_Task directions_:
Please recast each line of the rows below as a JSON list of strings, one string per line, leaving out any blank lines.

_Data rows_:
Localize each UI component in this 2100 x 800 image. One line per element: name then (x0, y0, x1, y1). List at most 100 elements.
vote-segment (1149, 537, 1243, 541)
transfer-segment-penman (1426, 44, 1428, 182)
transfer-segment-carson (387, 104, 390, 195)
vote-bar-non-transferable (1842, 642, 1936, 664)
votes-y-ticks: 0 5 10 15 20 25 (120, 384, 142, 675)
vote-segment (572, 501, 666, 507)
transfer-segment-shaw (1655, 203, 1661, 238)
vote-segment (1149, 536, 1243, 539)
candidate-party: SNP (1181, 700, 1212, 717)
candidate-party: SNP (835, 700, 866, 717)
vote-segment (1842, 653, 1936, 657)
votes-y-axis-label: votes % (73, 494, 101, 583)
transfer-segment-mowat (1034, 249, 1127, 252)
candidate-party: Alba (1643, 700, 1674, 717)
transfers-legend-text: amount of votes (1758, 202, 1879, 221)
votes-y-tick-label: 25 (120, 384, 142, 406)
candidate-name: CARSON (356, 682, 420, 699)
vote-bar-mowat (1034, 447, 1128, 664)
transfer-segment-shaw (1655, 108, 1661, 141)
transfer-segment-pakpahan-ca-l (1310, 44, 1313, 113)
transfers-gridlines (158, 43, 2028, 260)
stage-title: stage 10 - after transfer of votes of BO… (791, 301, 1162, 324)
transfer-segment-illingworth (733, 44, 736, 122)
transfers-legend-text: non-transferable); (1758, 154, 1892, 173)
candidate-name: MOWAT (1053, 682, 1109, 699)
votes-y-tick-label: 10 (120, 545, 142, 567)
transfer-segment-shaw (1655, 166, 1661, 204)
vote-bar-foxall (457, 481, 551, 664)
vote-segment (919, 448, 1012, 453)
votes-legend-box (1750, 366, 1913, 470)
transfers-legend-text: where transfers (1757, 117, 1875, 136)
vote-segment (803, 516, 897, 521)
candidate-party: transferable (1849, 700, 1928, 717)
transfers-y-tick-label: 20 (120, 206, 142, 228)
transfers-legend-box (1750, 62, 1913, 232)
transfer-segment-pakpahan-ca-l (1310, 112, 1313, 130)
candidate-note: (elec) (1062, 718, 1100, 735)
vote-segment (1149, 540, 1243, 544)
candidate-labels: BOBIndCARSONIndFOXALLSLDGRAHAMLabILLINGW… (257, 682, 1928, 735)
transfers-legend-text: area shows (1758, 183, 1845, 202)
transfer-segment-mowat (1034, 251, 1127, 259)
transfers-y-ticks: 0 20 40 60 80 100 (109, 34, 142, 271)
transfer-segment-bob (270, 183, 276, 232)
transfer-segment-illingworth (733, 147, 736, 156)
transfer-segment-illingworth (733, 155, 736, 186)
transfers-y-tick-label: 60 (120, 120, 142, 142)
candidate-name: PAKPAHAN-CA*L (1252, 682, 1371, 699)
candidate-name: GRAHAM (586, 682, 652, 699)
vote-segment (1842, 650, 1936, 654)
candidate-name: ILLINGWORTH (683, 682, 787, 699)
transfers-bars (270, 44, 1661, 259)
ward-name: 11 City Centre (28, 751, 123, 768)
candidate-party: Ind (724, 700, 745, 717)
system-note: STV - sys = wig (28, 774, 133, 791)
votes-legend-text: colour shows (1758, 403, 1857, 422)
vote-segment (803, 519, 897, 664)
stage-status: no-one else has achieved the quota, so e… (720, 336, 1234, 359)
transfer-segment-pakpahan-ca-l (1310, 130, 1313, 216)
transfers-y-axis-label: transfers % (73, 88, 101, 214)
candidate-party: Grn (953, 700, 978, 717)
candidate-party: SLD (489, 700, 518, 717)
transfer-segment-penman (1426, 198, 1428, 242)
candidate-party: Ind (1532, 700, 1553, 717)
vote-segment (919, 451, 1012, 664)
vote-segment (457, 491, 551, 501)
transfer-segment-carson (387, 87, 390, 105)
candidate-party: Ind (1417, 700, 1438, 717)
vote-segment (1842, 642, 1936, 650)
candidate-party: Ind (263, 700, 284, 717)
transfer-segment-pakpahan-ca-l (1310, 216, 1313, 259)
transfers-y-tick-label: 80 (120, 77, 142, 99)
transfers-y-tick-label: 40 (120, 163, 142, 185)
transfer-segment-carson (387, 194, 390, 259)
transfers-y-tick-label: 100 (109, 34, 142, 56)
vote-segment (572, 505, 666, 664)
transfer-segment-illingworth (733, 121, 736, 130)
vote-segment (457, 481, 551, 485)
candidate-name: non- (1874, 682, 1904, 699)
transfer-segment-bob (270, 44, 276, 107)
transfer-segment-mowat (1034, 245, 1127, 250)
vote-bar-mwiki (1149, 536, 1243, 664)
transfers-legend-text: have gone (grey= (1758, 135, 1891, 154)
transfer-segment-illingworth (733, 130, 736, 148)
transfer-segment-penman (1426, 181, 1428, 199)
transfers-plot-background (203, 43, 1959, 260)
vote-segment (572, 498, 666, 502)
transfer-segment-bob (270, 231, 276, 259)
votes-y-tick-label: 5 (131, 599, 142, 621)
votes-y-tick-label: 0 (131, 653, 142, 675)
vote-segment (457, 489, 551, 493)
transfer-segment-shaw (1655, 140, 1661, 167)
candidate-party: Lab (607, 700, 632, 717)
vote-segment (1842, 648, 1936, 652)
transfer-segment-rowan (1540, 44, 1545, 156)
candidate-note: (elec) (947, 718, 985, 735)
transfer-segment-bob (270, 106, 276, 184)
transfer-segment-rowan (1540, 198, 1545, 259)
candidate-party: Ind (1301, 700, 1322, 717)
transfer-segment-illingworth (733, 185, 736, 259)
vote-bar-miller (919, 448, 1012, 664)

_Finished exercise_:
[
  "Localize each UI component in this 2100 x 800 image. One line per element: name then (x0, y0, x1, y1). List at most 100 elements.",
  "vote-segment (1149, 537, 1243, 541)",
  "transfer-segment-penman (1426, 44, 1428, 182)",
  "transfer-segment-carson (387, 104, 390, 195)",
  "vote-bar-non-transferable (1842, 642, 1936, 664)",
  "votes-y-ticks: 0 5 10 15 20 25 (120, 384, 142, 675)",
  "vote-segment (572, 501, 666, 507)",
  "transfer-segment-shaw (1655, 203, 1661, 238)",
  "vote-segment (1149, 536, 1243, 539)",
  "candidate-party: SNP (1181, 700, 1212, 717)",
  "candidate-party: SNP (835, 700, 866, 717)",
  "vote-segment (1842, 653, 1936, 657)",
  "votes-y-axis-label: votes % (73, 494, 101, 583)",
  "transfer-segment-mowat (1034, 249, 1127, 252)",
  "candidate-party: Alba (1643, 700, 1674, 717)",
  "transfers-legend-text: amount of votes (1758, 202, 1879, 221)",
  "votes-y-tick-label: 25 (120, 384, 142, 406)",
  "candidate-name: CARSON (356, 682, 420, 699)",
  "vote-bar-mowat (1034, 447, 1128, 664)",
  "transfer-segment-shaw (1655, 108, 1661, 141)",
  "transfer-segment-pakpahan-ca-l (1310, 44, 1313, 113)",
  "transfers-gridlines (158, 43, 2028, 260)",
  "stage-title: stage 10 - after transfer of votes of BO… (791, 301, 1162, 324)",
  "transfer-segment-illingworth (733, 44, 736, 122)",
  "transfers-legend-text: non-transferable); (1758, 154, 1892, 173)",
  "candidate-name: MOWAT (1053, 682, 1109, 699)",
  "votes-y-tick-label: 10 (120, 545, 142, 567)",
  "transfer-segment-shaw (1655, 166, 1661, 204)",
  "vote-bar-foxall (457, 481, 551, 664)",
  "vote-segment (919, 448, 1012, 453)",
  "votes-legend-box (1750, 366, 1913, 470)",
  "transfers-legend-text: where transfers (1757, 117, 1875, 136)",
  "vote-segment (803, 516, 897, 521)",
  "candidate-party: transferable (1849, 700, 1928, 717)",
  "transfers-y-tick-label: 20 (120, 206, 142, 228)",
  "transfers-legend-box (1750, 62, 1913, 232)",
  "transfer-segment-pakpahan-ca-l (1310, 112, 1313, 130)",
  "candidate-note: (elec) (1062, 718, 1100, 735)",
  "vote-segment (1149, 540, 1243, 544)",
  "candidate-labels: BOBIndCARSONIndFOXALLSLDGRAHAMLabILLINGW… (257, 682, 1928, 735)",
  "transfers-legend-text: area shows (1758, 183, 1845, 202)",
  "transfer-segment-mowat (1034, 251, 1127, 259)",
  "transfers-y-ticks: 0 20 40 60 80 100 (109, 34, 142, 271)",
  "transfer-segment-bob (270, 183, 276, 232)",
  "transfer-segment-illingworth (733, 147, 736, 156)",
  "transfer-segment-illingworth (733, 155, 736, 186)",
  "transfers-y-tick-label: 60 (120, 120, 142, 142)",
  "candidate-name: PAKPAHAN-CA*L (1252, 682, 1371, 699)",
  "candidate-name: GRAHAM (586, 682, 652, 699)",
  "vote-segment (1842, 650, 1936, 654)",
  "candidate-name: ILLINGWORTH (683, 682, 787, 699)",
  "transfers-bars (270, 44, 1661, 259)",
  "ward-name: 11 City Centre (28, 751, 123, 768)",
  "candidate-party: Ind (724, 700, 745, 717)",
  "system-note: STV - sys = wig (28, 774, 133, 791)",
  "votes-legend-text: colour shows (1758, 403, 1857, 422)",
  "vote-segment (803, 519, 897, 664)",
  "stage-status: no-one else has achieved the quota, so e… (720, 336, 1234, 359)",
  "transfer-segment-pakpahan-ca-l (1310, 130, 1313, 216)",
  "transfers-y-axis-label: transfers % (73, 88, 101, 214)",
  "candidate-party: Grn (953, 700, 978, 717)",
  "candidate-party: SLD (489, 700, 518, 717)",
  "transfer-segment-penman (1426, 198, 1428, 242)",
  "candidate-party: Ind (1532, 700, 1553, 717)",
  "vote-segment (919, 451, 1012, 664)",
  "vote-segment (457, 491, 551, 501)",
  "transfer-segment-carson (387, 87, 390, 105)",
  "candidate-party: Ind (1417, 700, 1438, 717)",
  "vote-segment (1842, 642, 1936, 650)",
  "candidate-party: Ind (263, 700, 284, 717)",
  "transfer-segment-pakpahan-ca-l (1310, 216, 1313, 259)",
  "transfers-y-tick-label: 80 (120, 77, 142, 99)",
  "transfers-y-tick-label: 40 (120, 163, 142, 185)",
  "transfer-segment-carson (387, 194, 390, 259)",
  "transfers-y-tick-label: 100 (109, 34, 142, 56)",
  "vote-segment (572, 505, 666, 664)",
  "transfer-segment-illingworth (733, 121, 736, 130)",
  "vote-segment (457, 481, 551, 485)",
  "candidate-name: non- (1874, 682, 1904, 699)",
  "transfer-segment-bob (270, 44, 276, 107)",
  "transfer-segment-mowat (1034, 245, 1127, 250)",
  "vote-bar-mwiki (1149, 536, 1243, 664)",
  "transfers-legend-text: have gone (grey= (1758, 135, 1891, 154)",
  "transfer-segment-illingworth (733, 130, 736, 148)",
  "transfer-segment-penman (1426, 181, 1428, 199)",
  "transfers-plot-background (203, 43, 1959, 260)",
  "vote-segment (572, 498, 666, 502)",
  "transfer-segment-bob (270, 231, 276, 259)",
  "votes-y-tick-label: 5 (131, 599, 142, 621)",
  "votes-y-tick-label: 0 (131, 653, 142, 675)",
  "vote-segment (457, 489, 551, 493)",
  "transfer-segment-shaw (1655, 140, 1661, 167)",
  "candidate-party: Lab (607, 700, 632, 717)",
  "vote-segment (1842, 648, 1936, 652)",
  "transfer-segment-rowan (1540, 44, 1545, 156)",
  "candidate-note: (elec) (947, 718, 985, 735)",
  "transfer-segment-bob (270, 106, 276, 184)",
  "transfer-segment-rowan (1540, 198, 1545, 259)",
  "candidate-party: Ind (1301, 700, 1322, 717)",
  "transfer-segment-illingworth (733, 185, 736, 259)",
  "vote-bar-miller (919, 448, 1012, 664)"
]